*Required task:* Lines that hold the string "segment" are to be counted; give only their number.
--
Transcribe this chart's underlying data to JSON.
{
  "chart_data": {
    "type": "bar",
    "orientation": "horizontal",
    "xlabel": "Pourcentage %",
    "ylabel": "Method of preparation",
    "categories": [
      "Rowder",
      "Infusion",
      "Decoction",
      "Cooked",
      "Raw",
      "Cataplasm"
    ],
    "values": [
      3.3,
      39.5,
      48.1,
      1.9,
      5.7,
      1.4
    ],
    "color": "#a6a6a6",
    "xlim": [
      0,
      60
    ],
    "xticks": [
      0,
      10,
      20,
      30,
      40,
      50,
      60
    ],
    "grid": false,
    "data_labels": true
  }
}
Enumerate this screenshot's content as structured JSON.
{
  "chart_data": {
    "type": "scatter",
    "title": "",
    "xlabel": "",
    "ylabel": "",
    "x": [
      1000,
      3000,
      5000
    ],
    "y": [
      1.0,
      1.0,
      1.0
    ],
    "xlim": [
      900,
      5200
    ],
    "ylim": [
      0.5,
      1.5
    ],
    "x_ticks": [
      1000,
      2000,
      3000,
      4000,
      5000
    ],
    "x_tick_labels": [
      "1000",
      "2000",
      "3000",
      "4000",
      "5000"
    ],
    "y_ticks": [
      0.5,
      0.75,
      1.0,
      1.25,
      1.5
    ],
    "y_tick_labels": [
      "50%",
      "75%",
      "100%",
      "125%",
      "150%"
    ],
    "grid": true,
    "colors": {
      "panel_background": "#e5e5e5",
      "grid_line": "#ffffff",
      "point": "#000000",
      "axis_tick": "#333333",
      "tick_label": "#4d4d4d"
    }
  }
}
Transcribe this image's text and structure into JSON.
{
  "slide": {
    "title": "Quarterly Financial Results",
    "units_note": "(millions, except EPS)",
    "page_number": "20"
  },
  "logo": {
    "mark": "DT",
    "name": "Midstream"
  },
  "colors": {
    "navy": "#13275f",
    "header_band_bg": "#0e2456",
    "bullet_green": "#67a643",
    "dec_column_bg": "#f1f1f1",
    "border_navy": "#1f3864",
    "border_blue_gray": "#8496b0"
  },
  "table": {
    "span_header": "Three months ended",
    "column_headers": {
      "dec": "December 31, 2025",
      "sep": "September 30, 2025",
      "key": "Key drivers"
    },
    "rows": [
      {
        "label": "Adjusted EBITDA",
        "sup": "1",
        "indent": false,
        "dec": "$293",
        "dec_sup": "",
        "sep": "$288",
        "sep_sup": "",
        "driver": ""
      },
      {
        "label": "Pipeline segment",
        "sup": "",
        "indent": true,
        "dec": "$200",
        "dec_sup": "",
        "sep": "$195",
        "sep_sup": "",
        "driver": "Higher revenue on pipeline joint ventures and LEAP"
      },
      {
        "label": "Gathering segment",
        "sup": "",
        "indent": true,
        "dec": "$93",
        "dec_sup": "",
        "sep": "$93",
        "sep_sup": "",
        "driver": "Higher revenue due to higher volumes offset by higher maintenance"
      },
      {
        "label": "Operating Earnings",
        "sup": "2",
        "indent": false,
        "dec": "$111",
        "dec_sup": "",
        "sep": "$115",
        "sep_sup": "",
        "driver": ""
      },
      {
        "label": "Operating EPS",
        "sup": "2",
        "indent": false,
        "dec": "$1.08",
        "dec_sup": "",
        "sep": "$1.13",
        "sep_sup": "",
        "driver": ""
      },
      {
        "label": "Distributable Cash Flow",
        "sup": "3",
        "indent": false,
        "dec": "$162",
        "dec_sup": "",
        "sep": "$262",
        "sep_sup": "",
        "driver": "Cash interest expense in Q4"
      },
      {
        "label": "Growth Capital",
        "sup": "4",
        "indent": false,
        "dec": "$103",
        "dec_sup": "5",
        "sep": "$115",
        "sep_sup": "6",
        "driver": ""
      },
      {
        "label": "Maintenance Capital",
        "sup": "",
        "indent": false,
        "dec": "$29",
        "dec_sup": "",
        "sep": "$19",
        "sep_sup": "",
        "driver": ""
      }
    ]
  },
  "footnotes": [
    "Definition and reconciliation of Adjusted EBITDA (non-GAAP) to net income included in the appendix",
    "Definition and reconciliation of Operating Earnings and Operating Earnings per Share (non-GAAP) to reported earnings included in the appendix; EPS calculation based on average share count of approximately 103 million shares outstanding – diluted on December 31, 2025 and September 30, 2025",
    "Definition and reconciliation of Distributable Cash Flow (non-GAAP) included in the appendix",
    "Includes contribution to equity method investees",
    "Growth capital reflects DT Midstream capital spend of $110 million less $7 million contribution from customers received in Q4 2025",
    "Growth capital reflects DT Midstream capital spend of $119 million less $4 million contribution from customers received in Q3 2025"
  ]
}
--
*Final answer:* 2